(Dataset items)
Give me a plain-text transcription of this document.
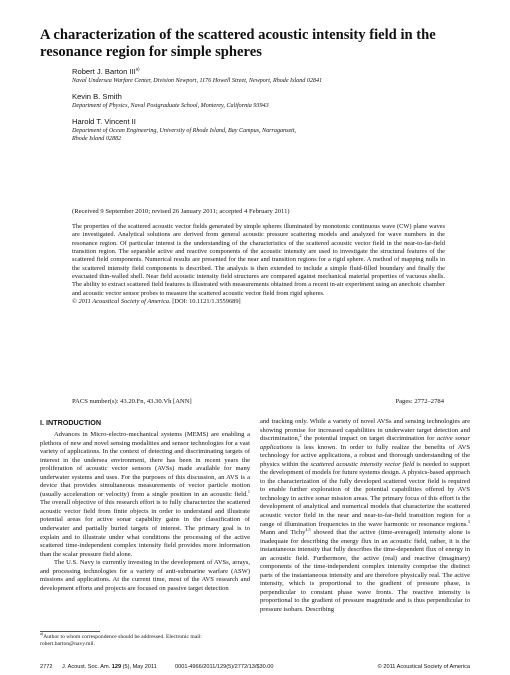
A characterization of the scattered acoustic intensity field in the resonance region for simple spheres
Robert J. Barton III$^{a)}$
Naval Undersea Warfare Center, Division Newport, 1176 Howell Street, Newport, Rhode Island 02841
Kevin B. Smith
Department of Physics, Naval Postgraduate School, Monterey, California 93943
Harold T. Vincent II
Department of Ocean Engineering, University of Rhode Island, Bay Campus, Narragansett,
Rhode Island 02882
(Received 9 September 2010; revised 26 January 2011; accepted 4 February 2011)

The properties of the scattered acoustic vector fields generated by simple spheres illuminated by monotonic continuous wave (CW) plane waves are investigated. Analytical solutions are derived from general acoustic pressure scattering models and analyzed for wave numbers in the resonance region. Of particular interest is the understanding of the characteristics of the scattered acoustic vector field in the near-to-far-field transition region. The separable active and reactive components of the acoustic intensity are used to investigate the structural features of the scattered field components. Numerical results are presented for the near and transition regions for a rigid sphere. A method of mapping nulls in the scattered intensity field components is described. The analysis is then extended to include a simple fluid-filled boundary and finally the evacuated thin-walled shell. Near field acoustic intensity field structures are compared against mechanical material properties of vacuous shells. The ability to extract scattered field features is illustrated with measurements obtained from a recent in-air experiment using an anechoic chamber and acoustic vector sensor probes to measure the scattered acoustic vector field from rigid spheres.
© 2011 Acoustical Society of America. [DOI: 10.1121/1.3559689]

PACS number(s): 43.20.Fn, 43.30.Vh [ANN]	Pages: 2772–2784
I. INTRODUCTION

Advances in Micro-electro-mechanical systems (MEMS) are enabling a plethora of new and novel sensing modalities and sensor technologies for a vast variety of applications. In the context of detecting and discriminating targets of interest in the undersea environment, there has been in recent years the proliferation of acoustic vector sensors (AVSs) made available for many underwater systems and uses. For the purposes of this discussion, an AVS is a device that provides simultaneous measurements of vector particle motion (usually acceleration or velocity) from a single position in an acoustic field.$^1$ The overall objective of this research effort is to fully characterize the scattered acoustic vector field from finite objects in order to understand and illustrate potential areas for active sonar capability gains in the classification of underwater and partially buried targets of interest. The primary goal is to explain and to illustrate under what conditions the processing of the active scattered time-independent complex intensity field provides more information than the scalar pressure field alone.

The U.S. Navy is currently investing in the development of AVSs, arrays, and processing technologies for a variety of anti-submarine warfare (ASW) missions and applications. At the current time, most of the AVS research and development efforts and projects are focused on passive target detection

and tracking only. While a variety of novel AVSs and sensing technologies are showing promise for increased capabilities in underwater target detection and discrimination,$^2$ the potential impact on target discrimination for active sonar applications is less known. In order to fully realize the benefits of AVS technology for active applications, a robust and thorough understanding of the physics within the scattered acoustic intensity vector field is needed to support the development of models for future systems design. A physics-based approach to the characterization of the fully developed scattered vector field is required to enable further exploration of the potential capabilities offered by AVS technology in active sonar mission areas. The primary focus of this effort is the development of analytical and numerical models that characterize the scattered acoustic vector field in the near and near-to-far-field transition region for a range of illumination frequencies in the wave harmonic or resonance regions.$^3$ Mann and Tichy$^{4,5}$ showed that the active (time-averaged) intensity alone is inadequate for describing the energy flux in an acoustic field, rather, it is the instantaneous intensity that fully describes the time-dependent flux of energy in an acoustic field. Furthermore, the active (real) and reactive (imaginary) components of the time-independent complex intensity comprise the distinct parts of the instantaneous intensity and are therefore physically real. The active intensity, which is proportional to the gradient of pressure phase, is perpendicular to constant phase wave fronts. The reactive intensity is proportional to the gradient of pressure magnitude and is thus perpendicular to pressure isobars. Describing

$^{a)}$Author to whom correspondence should be addressed. Electronic mail: robert.barton@navy.mil.
2772 J. Acoust. Soc. Am. 129 (5), May 2011	0001-4966/2011/129(5)/2772/13/$30.00	© 2011 Acoustical Society of America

**AIM OF THE TASK**
Each line of the material must be retyped exactly, except that images are omitted.

**RESULT**
Give me a plain-text transcription of this document.
A characterization of the scattered acoustic intensity field in the resonance region for simple spheres
Robert J. Barton III$^{a)}$
Naval Undersea Warfare Center, Division Newport, 1176 Howell Street, Newport, Rhode Island 02841
Kevin B. Smith
Department of Physics, Naval Postgraduate School, Monterey, California 93943
Harold T. Vincent II
Department of Ocean Engineering, University of Rhode Island, Bay Campus, Narragansett,
Rhode Island 02882
(Received 9 September 2010; revised 26 January 2011; accepted 4 February 2011)

The properties of the scattered acoustic vector fields generated by simple spheres illuminated by monotonic continuous wave (CW) plane waves are investigated. Analytical solutions are derived from general acoustic pressure scattering models and analyzed for wave numbers in the resonance region. Of particular interest is the understanding of the characteristics of the scattered acoustic vector field in the near-to-far-field transition region. The separable active and reactive components of the acoustic intensity are used to investigate the structural features of the scattered field components. Numerical results are presented for the near and transition regions for a rigid sphere. A method of mapping nulls in the scattered intensity field components is described. The analysis is then extended to include a simple fluid-filled boundary and finally the evacuated thin-walled shell. Near field acoustic intensity field structures are compared against mechanical material properties of vacuous shells. The ability to extract scattered field features is illustrated with measurements obtained from a recent in-air experiment using an anechoic chamber and acoustic vector sensor probes to measure the scattered acoustic vector field from rigid spheres.
© 2011 Acoustical Society of America. [DOI: 10.1121/1.3559689]

PACS number(s): 43.20.Fn, 43.30.Vh [ANN]	Pages: 2772–2784
I. INTRODUCTION

Advances in Micro-electro-mechanical systems (MEMS) are enabling a plethora of new and novel sensing modalities and sensor technologies for a vast variety of applications. In the context of detecting and discriminating targets of interest in the undersea environment, there has been in recent years the proliferation of acoustic vector sensors (AVSs) made available for many underwater systems and uses. For the purposes of this discussion, an AVS is a device that provides simultaneous measurements of vector particle motion (usually acceleration or velocity) from a single position in an acoustic field.$^1$ The overall objective of this research effort is to fully characterize the scattered acoustic vector field from finite objects in order to understand and illustrate potential areas for active sonar capability gains in the classification of underwater and partially buried targets of interest. The primary goal is to explain and to illustrate under what conditions the processing of the active scattered time-independent complex intensity field provides more information than the scalar pressure field alone.

The U.S. Navy is currently investing in the development of AVSs, arrays, and processing technologies for a variety of anti-submarine warfare (ASW) missions and applications. At the current time, most of the AVS research and development efforts and projects are focused on passive target detection

and tracking only. While a variety of novel AVSs and sensing technologies are showing promise for increased capabilities in underwater target detection and discrimination,$^2$ the potential impact on target discrimination for active sonar applications is less known. In order to fully realize the benefits of AVS technology for active applications, a robust and thorough understanding of the physics within the scattered acoustic intensity vector field is needed to support the development of models for future systems design. A physics-based approach to the characterization of the fully developed scattered vector field is required to enable further exploration of the potential capabilities offered by AVS technology in active sonar mission areas. The primary focus of this effort is the development of analytical and numerical models that characterize the scattered acoustic vector field in the near and near-to-far-field transition region for a range of illumination frequencies in the wave harmonic or resonance regions.$^3$ Mann and Tichy$^{4,5}$ showed that the active (time-averaged) intensity alone is inadequate for describing the energy flux in an acoustic field, rather, it is the instantaneous intensity that fully describes the time-dependent flux of energy in an acoustic field. Furthermore, the active (real) and reactive (imaginary) components of the time-independent complex intensity comprise the distinct parts of the instantaneous intensity and are therefore physically real. The active intensity, which is proportional to the gradient of pressure phase, is perpendicular to constant phase wave fronts. The reactive intensity is proportional to the gradient of pressure magnitude and is thus perpendicular to pressure isobars. Describing

$^{a)}$Author to whom correspondence should be addressed. Electronic mail: robert.barton@navy.mil.
2772 J. Acoust. Soc. Am. 129 (5), May 2011	0001-4966/2011/129(5)/2772/13/$30.00	© 2011 Acoustical Society of America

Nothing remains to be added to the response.